Directions> Output an exact reproduction of the data.

Rows from a figure dataset:
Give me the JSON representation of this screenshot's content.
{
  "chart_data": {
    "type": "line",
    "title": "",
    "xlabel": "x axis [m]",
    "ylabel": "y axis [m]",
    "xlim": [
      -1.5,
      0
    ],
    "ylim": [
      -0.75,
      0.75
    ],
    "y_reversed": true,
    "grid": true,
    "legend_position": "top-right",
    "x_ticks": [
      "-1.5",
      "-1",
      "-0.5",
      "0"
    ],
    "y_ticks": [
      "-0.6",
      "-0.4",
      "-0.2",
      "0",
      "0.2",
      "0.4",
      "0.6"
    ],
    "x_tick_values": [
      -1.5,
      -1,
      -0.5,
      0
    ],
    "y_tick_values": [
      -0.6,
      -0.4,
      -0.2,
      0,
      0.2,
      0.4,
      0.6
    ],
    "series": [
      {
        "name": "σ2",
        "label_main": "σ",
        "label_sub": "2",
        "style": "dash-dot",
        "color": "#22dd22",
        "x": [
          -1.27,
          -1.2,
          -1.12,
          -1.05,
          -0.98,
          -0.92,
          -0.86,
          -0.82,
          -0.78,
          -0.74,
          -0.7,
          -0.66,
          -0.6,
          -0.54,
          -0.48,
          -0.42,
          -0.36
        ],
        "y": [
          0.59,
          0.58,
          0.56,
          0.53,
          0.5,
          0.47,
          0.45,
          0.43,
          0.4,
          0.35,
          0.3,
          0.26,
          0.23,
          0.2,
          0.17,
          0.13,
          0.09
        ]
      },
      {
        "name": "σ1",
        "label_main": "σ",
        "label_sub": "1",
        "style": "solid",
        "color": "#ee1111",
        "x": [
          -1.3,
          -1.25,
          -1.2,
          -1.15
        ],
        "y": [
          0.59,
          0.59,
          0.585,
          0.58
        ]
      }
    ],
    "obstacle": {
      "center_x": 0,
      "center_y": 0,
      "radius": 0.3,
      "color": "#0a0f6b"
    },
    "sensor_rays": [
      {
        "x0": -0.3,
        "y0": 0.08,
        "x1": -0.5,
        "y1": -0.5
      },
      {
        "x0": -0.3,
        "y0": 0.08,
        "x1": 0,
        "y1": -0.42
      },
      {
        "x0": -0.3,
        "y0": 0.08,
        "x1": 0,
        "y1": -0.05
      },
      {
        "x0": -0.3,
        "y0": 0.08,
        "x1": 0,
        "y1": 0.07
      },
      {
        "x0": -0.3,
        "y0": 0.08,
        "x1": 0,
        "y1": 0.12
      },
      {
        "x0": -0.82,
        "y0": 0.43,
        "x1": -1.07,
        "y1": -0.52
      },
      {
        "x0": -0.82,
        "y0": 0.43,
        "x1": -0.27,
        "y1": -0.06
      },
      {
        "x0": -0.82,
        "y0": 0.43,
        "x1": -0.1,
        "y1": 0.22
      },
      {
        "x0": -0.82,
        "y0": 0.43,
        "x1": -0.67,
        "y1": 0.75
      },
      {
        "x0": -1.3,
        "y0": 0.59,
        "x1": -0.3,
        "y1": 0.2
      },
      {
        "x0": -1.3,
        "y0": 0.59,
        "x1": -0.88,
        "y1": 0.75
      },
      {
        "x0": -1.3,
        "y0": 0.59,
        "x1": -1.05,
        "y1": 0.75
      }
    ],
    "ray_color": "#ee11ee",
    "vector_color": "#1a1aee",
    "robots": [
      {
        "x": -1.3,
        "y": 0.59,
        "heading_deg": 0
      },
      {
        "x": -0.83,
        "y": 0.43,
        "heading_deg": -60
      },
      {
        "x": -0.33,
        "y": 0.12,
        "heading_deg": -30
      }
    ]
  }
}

Result for this task>
Give me the JSON representation of this screenshot's content.
{
  "chart_data": {
    "type": "line",
    "title": "",
    "xlabel": "x axis [m]",
    "ylabel": "y axis [m]",
    "xlim": [
      -1.5,
      0
    ],
    "ylim": [
      -0.75,
      0.75
    ],
    "y_reversed": true,
    "grid": true,
    "legend_position": "top-right",
    "x_ticks": [
      "-1.5",
      "-1",
      "-0.5",
      "0"
    ],
    "y_ticks": [
      "-0.6",
      "-0.4",
      "-0.2",
      "0",
      "0.2",
      "0.4",
      "0.6"
    ],
    "x_tick_values": [
      -1.5,
      -1,
      -0.5,
      0
    ],
    "y_tick_values": [
      -0.6,
      -0.4,
      -0.2,
      0,
      0.2,
      0.4,
      0.6
    ],
    "series": [
      {
        "name": "σ2",
        "label_main": "σ",
        "label_sub": "2",
        "style": "dash-dot",
        "color": "#22dd22",
        "x": [
          -1.27,
          -1.2,
          -1.12,
          -1.05,
          -0.98,
          -0.92,
          -0.86,
          -0.82,
          -0.78,
          -0.74,
          -0.7,
          -0.66,
          -0.6,
          -0.54,
          -0.48,
          -0.42,
          -0.36
        ],
        "y": [
          0.59,
          0.58,
          0.56,
          0.53,
          0.5,
          0.47,
          0.45,
          0.43,
          0.4,
          0.35,
          0.3,
          0.26,
          0.23,
          0.2,
          0.17,
          0.13,
          0.09
        ]
      },
      {
        "name": "σ1",
        "label_main": "σ",
        "label_sub": "1",
        "style": "solid",
        "color": "#ee1111",
        "x": [
          -1.3,
          -1.25,
          -1.2,
          -1.15
        ],
        "y": [
          0.59,
          0.59,
          0.585,
          0.58
        ]
      }
    ],
    "obstacle": {
      "center_x": 0,
      "center_y": 0,
      "radius": 0.3,
      "color": "#0a0f6b"
    },
    "sensor_rays": [
      {
        "x0": -0.3,
        "y0": 0.08,
        "x1": -0.5,
        "y1": -0.5
      },
      {
        "x0": -0.3,
        "y0": 0.08,
        "x1": 0,
        "y1": -0.42
      },
      {
        "x0": -0.3,
        "y0": 0.08,
        "x1": 0,
        "y1": -0.05
      },
      {
        "x0": -0.3,
        "y0": 0.08,
        "x1": 0,
        "y1": 0.07
      },
      {
        "x0": -0.3,
        "y0": 0.08,
        "x1": 0,
        "y1": 0.12
      },
      {
        "x0": -0.82,
        "y0": 0.43,
        "x1": -1.07,
        "y1": -0.52
      },
      {
        "x0": -0.82,
        "y0": 0.43,
        "x1": -0.27,
        "y1": -0.06
      },
      {
        "x0": -0.82,
        "y0": 0.43,
        "x1": -0.1,
        "y1": 0.22
      },
      {
        "x0": -0.82,
        "y0": 0.43,
        "x1": -0.67,
        "y1": 0.75
      },
      {
        "x0": -1.3,
        "y0": 0.59,
        "x1": -0.3,
        "y1": 0.2
      },
      {
        "x0": -1.3,
        "y0": 0.59,
        "x1": -0.88,
        "y1": 0.75
      },
      {
        "x0": -1.3,
        "y0": 0.59,
        "x1": -1.05,
        "y1": 0.75
      }
    ],
    "ray_color": "#ee11ee",
    "vector_color": "#1a1aee",
    "robots": [
      {
        "x": -1.3,
        "y": 0.59,
        "heading_deg": 0
      },
      {
        "x": -0.83,
        "y": 0.43,
        "heading_deg": -60
      },
      {
        "x": -0.33,
        "y": 0.12,
        "heading_deg": -30
      }
    ]
  }
}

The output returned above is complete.